Saved entries:
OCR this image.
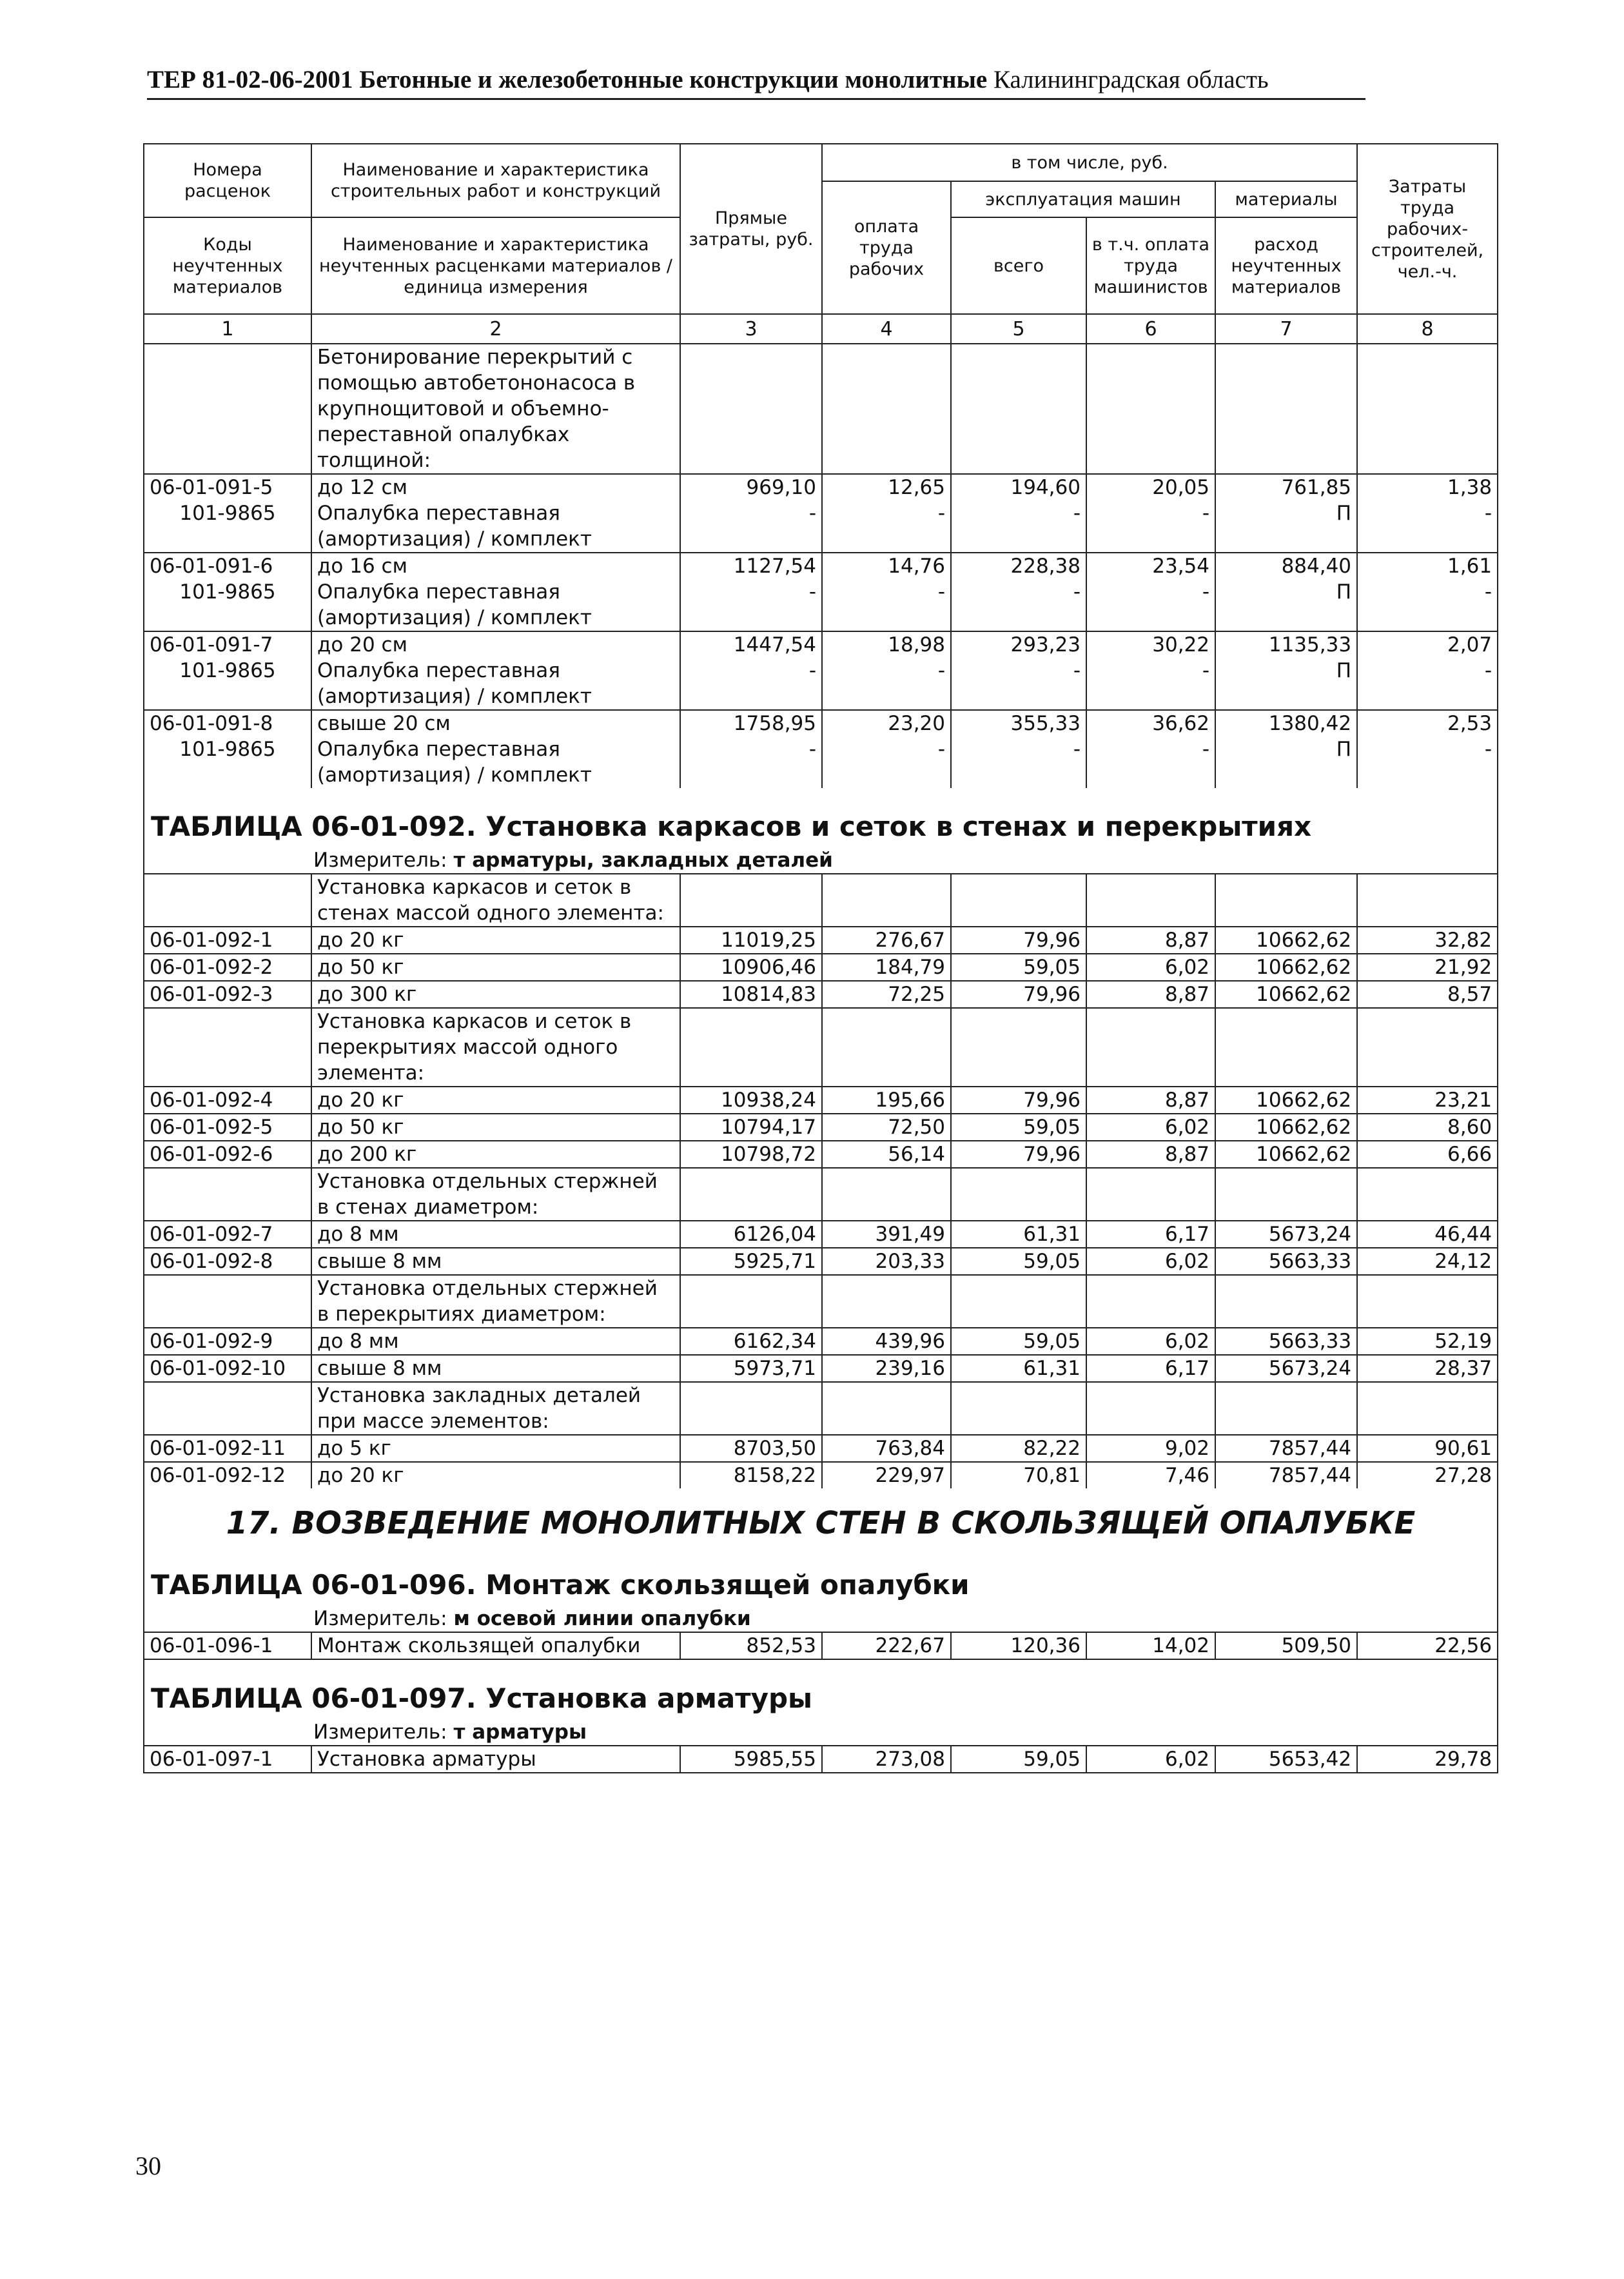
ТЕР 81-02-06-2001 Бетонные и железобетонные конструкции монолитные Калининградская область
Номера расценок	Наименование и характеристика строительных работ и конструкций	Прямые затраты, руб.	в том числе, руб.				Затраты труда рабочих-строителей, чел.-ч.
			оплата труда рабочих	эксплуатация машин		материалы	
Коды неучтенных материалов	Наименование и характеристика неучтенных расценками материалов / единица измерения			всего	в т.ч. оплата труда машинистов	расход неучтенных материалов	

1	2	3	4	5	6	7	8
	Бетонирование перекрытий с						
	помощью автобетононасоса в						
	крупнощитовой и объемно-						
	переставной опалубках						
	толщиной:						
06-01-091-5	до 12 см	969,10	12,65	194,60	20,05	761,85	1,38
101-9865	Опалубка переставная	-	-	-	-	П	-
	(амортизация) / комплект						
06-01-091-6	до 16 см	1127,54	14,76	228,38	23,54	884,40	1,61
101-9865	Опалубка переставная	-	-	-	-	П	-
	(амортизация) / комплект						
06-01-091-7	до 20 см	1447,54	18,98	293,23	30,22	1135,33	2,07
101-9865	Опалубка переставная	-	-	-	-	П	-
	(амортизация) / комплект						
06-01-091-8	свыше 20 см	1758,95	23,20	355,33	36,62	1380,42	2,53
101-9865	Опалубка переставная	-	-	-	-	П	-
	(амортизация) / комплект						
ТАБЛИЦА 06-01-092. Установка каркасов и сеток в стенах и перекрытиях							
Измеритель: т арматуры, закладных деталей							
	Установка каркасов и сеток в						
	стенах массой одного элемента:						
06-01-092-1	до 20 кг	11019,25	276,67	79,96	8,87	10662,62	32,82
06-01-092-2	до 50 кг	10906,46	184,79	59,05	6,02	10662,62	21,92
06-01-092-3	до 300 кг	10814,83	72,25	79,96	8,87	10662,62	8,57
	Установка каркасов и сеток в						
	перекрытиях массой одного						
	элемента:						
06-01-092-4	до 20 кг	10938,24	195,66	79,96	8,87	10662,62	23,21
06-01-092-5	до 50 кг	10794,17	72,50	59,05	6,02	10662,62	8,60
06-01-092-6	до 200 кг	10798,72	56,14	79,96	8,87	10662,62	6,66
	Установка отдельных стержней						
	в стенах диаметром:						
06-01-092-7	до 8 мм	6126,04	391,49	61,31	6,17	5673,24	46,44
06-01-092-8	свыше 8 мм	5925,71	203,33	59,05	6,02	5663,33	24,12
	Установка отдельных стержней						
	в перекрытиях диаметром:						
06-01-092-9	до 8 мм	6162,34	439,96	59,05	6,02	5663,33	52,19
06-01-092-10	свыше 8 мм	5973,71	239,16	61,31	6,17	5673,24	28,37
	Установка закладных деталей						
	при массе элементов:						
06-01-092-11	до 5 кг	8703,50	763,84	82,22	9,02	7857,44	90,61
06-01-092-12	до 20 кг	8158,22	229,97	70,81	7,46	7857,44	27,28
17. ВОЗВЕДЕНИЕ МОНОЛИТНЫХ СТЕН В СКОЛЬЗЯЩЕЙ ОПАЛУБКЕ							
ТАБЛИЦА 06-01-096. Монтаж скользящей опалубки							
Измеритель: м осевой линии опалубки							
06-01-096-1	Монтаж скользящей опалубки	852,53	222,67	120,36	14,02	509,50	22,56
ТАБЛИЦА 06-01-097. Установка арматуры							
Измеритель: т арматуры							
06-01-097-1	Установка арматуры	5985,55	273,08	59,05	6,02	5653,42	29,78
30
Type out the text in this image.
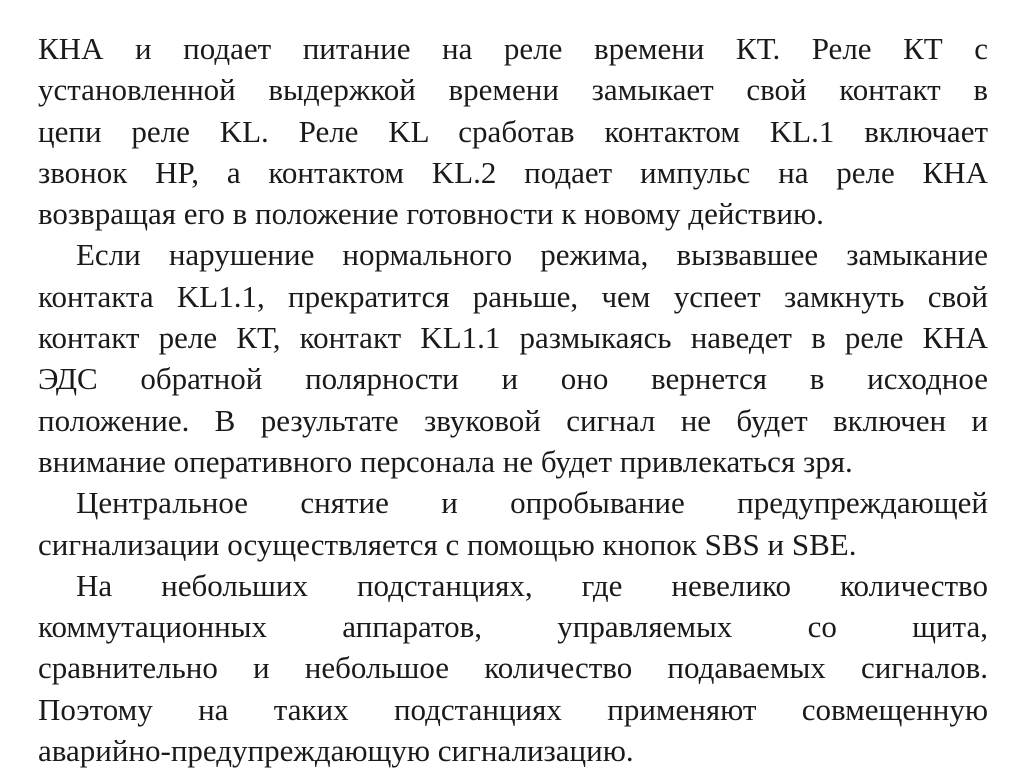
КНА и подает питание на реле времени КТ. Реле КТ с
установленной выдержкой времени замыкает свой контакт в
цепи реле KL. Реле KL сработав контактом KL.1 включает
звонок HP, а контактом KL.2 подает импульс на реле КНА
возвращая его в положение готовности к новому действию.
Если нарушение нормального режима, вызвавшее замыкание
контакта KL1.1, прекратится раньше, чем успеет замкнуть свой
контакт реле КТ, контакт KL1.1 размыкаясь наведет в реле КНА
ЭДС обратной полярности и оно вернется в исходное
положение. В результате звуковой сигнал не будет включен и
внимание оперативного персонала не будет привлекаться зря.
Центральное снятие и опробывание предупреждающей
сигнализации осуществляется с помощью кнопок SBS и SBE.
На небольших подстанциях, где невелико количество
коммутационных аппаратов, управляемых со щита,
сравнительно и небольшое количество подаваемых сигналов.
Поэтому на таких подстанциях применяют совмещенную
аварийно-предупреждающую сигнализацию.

■ **Exercise goal**
From the data above, pick out each line containing "положение" and copy it.

■ **The output**
возвращая его в положение готовности к новому действию.
положение. В результате звуковой сигнал не будет включен и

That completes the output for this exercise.